Every moment of this game is consistently beautiful.

Fortunately the strongest element of Full Burst is very strong indeed; the combat is fantastic. Unfortunately it’s almost impenetrably complex for anyone new to the series. The game’s title is actually a pretty good indication of what seems to have happened to the combat system; Naruto Shippuden Ultimate Ninja Storm 3 Full Burst is a name built by degrees. Taking something that came before and adding to it in complexity by a small amount so that fans of the series will have something new. It’s the same thing that made the later Pokemon games almost inaccessible to newcomers and it happens here too; there are too many levels of complexity as developers (and for that matter, the anime writers too) wanted to add something fresh for their audience but still had to include everything from previous versions due to continuity or fan expectation. It makes for an incredibly deep system that, when you’ve mastered it, becomes a ballet of over-the-top abilities and athletic moves… it’s just a shame that the player isn’t really eased into it. The combat tutorials and hints are useful at telling the player what to do, but not at informing them how to do it. While the lack of on-screen button prompts work to pull the player into the universe (you’re not pressing a sequence of buttons, you’re performing a combo attack for example) if a newcomer is forced to pause the fight, open the move list and find the corresponding button sequence then it’s going to break the illusion even more. It’s a near vertical learning curve at the beginning that requires a much higher investment of time and effort than your average button masher, but there is a huge payoff when you get to that point where everything just seems to click.

Fortunately, while this game asks a lot in terms of your time, it’s willing to throw a huge amount of content your way to make that time entertaining. The storyline has a branching difficulty system that will let you chose Hero or Legend paths which vary the challenge considerably. It’s certainly different enough to add a little variety to multiple playthroughs, and acts as an extra incentive to practice the combat system. Outside the storyline there’s a wealth of extra modes that are all worth sinking your time into. The survival mode pits you against waves of enemies, the versus mode allows you to play solo against CPU opponents, or against friends in local and online multiplayer. There’s even a competent tournament mode and missions that add extra levels of complexity to the single-player experience.

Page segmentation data
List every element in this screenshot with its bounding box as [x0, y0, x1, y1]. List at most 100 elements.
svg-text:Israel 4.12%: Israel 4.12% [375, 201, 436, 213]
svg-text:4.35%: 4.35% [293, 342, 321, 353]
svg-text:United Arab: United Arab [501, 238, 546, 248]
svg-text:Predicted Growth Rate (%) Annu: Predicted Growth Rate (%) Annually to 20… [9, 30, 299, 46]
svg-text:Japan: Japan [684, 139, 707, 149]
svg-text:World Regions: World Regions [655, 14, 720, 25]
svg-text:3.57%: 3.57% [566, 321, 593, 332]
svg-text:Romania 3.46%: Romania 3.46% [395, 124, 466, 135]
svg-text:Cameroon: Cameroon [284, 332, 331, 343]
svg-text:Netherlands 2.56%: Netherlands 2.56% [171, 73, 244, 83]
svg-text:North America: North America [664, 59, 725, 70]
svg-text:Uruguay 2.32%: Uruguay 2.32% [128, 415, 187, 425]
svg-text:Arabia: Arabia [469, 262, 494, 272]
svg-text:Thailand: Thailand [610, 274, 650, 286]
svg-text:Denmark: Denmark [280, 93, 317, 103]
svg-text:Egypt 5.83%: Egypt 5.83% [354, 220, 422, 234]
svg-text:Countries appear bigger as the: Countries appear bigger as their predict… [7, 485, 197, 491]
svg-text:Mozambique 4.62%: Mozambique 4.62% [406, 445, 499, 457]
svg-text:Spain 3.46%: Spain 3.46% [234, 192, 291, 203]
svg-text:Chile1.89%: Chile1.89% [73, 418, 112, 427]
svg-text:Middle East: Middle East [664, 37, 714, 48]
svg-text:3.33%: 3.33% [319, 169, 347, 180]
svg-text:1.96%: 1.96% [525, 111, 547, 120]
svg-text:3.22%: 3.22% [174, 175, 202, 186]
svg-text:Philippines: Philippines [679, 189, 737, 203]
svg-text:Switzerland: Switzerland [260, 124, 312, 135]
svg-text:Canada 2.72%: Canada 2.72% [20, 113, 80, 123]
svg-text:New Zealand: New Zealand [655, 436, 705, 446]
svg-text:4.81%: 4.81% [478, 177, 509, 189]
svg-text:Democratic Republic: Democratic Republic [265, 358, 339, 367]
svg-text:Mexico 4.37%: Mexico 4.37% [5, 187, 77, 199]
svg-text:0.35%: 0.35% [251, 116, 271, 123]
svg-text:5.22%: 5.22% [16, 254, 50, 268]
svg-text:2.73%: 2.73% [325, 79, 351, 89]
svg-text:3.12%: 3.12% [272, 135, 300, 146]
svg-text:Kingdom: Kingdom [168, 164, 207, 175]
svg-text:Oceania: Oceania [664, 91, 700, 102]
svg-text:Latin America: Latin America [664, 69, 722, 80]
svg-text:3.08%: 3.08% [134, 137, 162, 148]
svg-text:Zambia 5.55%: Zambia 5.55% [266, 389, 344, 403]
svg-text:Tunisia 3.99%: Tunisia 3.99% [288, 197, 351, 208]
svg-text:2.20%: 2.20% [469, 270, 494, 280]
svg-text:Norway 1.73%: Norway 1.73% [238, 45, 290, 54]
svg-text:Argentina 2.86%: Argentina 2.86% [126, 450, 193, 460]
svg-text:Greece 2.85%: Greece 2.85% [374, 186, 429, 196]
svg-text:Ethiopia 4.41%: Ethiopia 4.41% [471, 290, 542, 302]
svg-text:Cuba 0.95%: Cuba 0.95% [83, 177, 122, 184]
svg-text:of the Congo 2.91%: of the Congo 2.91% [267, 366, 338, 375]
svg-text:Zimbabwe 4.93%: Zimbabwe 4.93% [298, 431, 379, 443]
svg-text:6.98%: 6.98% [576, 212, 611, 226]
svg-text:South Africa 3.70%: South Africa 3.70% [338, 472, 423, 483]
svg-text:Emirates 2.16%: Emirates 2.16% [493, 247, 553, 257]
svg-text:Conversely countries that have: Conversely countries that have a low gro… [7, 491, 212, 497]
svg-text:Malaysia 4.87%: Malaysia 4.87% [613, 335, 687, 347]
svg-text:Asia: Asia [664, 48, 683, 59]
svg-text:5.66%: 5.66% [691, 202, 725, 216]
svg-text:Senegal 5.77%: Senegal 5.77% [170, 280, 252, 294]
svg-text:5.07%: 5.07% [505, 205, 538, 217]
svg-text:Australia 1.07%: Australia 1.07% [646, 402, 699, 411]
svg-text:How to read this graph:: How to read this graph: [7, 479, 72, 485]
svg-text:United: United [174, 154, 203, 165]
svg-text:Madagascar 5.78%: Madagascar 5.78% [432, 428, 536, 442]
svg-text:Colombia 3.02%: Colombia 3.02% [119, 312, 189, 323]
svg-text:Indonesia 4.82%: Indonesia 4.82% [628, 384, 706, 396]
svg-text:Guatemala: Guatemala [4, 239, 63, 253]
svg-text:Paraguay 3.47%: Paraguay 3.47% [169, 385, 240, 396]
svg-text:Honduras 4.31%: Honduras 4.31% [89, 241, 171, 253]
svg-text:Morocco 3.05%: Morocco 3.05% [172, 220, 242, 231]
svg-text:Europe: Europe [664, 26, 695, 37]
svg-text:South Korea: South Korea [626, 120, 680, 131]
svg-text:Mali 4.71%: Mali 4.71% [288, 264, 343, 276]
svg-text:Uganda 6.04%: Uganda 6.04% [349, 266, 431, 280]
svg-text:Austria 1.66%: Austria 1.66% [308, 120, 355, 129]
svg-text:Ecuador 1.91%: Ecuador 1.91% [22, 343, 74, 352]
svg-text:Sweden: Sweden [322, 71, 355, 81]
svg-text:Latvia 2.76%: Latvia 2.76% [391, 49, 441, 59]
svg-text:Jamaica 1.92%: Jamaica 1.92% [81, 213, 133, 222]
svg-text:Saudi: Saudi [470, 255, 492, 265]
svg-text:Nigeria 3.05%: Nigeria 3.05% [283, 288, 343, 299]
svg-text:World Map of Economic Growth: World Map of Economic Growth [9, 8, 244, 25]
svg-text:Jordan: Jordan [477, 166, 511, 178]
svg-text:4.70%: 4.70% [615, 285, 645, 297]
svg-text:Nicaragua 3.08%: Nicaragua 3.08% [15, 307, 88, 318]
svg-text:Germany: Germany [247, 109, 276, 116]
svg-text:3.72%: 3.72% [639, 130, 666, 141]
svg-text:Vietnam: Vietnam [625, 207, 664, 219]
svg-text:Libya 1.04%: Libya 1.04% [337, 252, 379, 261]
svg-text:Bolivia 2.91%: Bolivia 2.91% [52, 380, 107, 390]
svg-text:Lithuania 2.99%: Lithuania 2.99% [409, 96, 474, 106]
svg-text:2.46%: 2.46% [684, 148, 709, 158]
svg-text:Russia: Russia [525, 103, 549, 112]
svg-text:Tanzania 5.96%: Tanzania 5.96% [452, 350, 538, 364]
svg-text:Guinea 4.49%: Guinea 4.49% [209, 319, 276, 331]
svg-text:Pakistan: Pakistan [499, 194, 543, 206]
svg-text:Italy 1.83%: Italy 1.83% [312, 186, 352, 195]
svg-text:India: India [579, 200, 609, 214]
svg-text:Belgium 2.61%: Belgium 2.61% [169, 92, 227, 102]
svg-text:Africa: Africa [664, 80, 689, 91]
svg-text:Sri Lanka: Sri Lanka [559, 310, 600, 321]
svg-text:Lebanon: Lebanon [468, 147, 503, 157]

> _EXERCISE DETAILS_:
Write the next part of the review of Naruto Shippuden Ultimate Ninja Storm 3 Full Burst, picking up after its last sentence. None of these rows are needed for the work here.

> _OUTPUT OF THE EXERCISE_:
Sometimes newcomers are better off just not questioning characters like this.

Add to that the sheer number of characters and costumes available and it speaks volumes for the fan service on display here and even some amazing value for money whether you’re accessing the extra content as DLC or through this Full Burst edition. It’s also worth noting that anyone upgrading to the new content by buying this stand-alone edition will be able to use their existing game saves seamlessly.

Full Burst is not an easy game to get into, but it’s a fun, engaging and exciting experience if you’re willing to put a little effort into it. For fans of the show it’s a must-have title and while it’s not the perfect introduction to the anime, it’s perfectly possible for newcomers to have a lot of fun here too.


Full Burst is not an easy game to get into, but it’s a fun, engaging and exciting experience if you’re willing to put a little effort into it. For fans of the show it’s a must-have title and while it’s not the perfect introduction to the anime, it’s perfectly possible for newcomers to have a lot of fun here too.